[Dataset entries on figures]
>>
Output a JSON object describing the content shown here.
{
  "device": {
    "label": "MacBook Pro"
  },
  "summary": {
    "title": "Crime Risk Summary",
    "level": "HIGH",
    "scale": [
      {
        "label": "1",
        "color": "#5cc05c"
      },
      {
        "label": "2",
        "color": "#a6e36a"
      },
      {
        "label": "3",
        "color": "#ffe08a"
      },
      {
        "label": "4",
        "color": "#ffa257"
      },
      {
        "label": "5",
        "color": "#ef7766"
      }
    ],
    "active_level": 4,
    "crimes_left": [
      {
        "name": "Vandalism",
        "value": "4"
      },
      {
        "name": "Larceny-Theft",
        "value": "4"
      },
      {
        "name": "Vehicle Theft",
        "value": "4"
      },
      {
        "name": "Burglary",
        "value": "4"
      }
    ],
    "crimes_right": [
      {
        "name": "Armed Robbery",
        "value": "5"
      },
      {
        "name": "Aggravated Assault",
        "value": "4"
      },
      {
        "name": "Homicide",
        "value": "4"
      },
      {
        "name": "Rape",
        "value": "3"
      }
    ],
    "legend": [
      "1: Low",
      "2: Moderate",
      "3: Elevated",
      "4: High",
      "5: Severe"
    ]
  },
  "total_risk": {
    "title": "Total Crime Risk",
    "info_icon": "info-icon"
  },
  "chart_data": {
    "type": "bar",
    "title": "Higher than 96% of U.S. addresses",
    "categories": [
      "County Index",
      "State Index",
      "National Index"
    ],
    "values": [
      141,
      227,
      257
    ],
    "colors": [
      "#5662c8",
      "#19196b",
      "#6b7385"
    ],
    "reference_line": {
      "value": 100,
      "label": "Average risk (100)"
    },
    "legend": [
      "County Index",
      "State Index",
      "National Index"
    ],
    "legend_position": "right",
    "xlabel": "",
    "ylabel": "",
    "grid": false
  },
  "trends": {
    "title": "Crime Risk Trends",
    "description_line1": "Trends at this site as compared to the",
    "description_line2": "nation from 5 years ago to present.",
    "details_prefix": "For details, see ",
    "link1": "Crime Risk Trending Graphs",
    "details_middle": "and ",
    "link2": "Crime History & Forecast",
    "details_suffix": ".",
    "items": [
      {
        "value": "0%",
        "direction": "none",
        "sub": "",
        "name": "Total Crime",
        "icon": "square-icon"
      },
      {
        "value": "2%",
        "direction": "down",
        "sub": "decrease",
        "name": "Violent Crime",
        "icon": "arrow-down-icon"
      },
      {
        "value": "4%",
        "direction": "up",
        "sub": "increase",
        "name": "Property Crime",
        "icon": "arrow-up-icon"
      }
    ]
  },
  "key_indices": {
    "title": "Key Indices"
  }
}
<<
Description of the task
The data above must be returned in full, exactly as written.

Finished exercise
Output a JSON object describing the content shown here.
{
  "device": {
    "label": "MacBook Pro"
  },
  "summary": {
    "title": "Crime Risk Summary",
    "level": "HIGH",
    "scale": [
      {
        "label": "1",
        "color": "#5cc05c"
      },
      {
        "label": "2",
        "color": "#a6e36a"
      },
      {
        "label": "3",
        "color": "#ffe08a"
      },
      {
        "label": "4",
        "color": "#ffa257"
      },
      {
        "label": "5",
        "color": "#ef7766"
      }
    ],
    "active_level": 4,
    "crimes_left": [
      {
        "name": "Vandalism",
        "value": "4"
      },
      {
        "name": "Larceny-Theft",
        "value": "4"
      },
      {
        "name": "Vehicle Theft",
        "value": "4"
      },
      {
        "name": "Burglary",
        "value": "4"
      }
    ],
    "crimes_right": [
      {
        "name": "Armed Robbery",
        "value": "5"
      },
      {
        "name": "Aggravated Assault",
        "value": "4"
      },
      {
        "name": "Homicide",
        "value": "4"
      },
      {
        "name": "Rape",
        "value": "3"
      }
    ],
    "legend": [
      "1: Low",
      "2: Moderate",
      "3: Elevated",
      "4: High",
      "5: Severe"
    ]
  },
  "total_risk": {
    "title": "Total Crime Risk",
    "info_icon": "info-icon"
  },
  "chart_data": {
    "type": "bar",
    "title": "Higher than 96% of U.S. addresses",
    "categories": [
      "County Index",
      "State Index",
      "National Index"
    ],
    "values": [
      141,
      227,
      257
    ],
    "colors": [
      "#5662c8",
      "#19196b",
      "#6b7385"
    ],
    "reference_line": {
      "value": 100,
      "label": "Average risk (100)"
    },
    "legend": [
      "County Index",
      "State Index",
      "National Index"
    ],
    "legend_position": "right",
    "xlabel": "",
    "ylabel": "",
    "grid": false
  },
  "trends": {
    "title": "Crime Risk Trends",
    "description_line1": "Trends at this site as compared to the",
    "description_line2": "nation from 5 years ago to present.",
    "details_prefix": "For details, see ",
    "link1": "Crime Risk Trending Graphs",
    "details_middle": "and ",
    "link2": "Crime History & Forecast",
    "details_suffix": ".",
    "items": [
      {
        "value": "0%",
        "direction": "none",
        "sub": "",
        "name": "Total Crime",
        "icon": "square-icon"
      },
      {
        "value": "2%",
        "direction": "down",
        "sub": "decrease",
        "name": "Violent Crime",
        "icon": "arrow-down-icon"
      },
      {
        "value": "4%",
        "direction": "up",
        "sub": "increase",
        "name": "Property Crime",
        "icon": "arrow-up-icon"
      }
    ]
  },
  "key_indices": {
    "title": "Key Indices"
  }
}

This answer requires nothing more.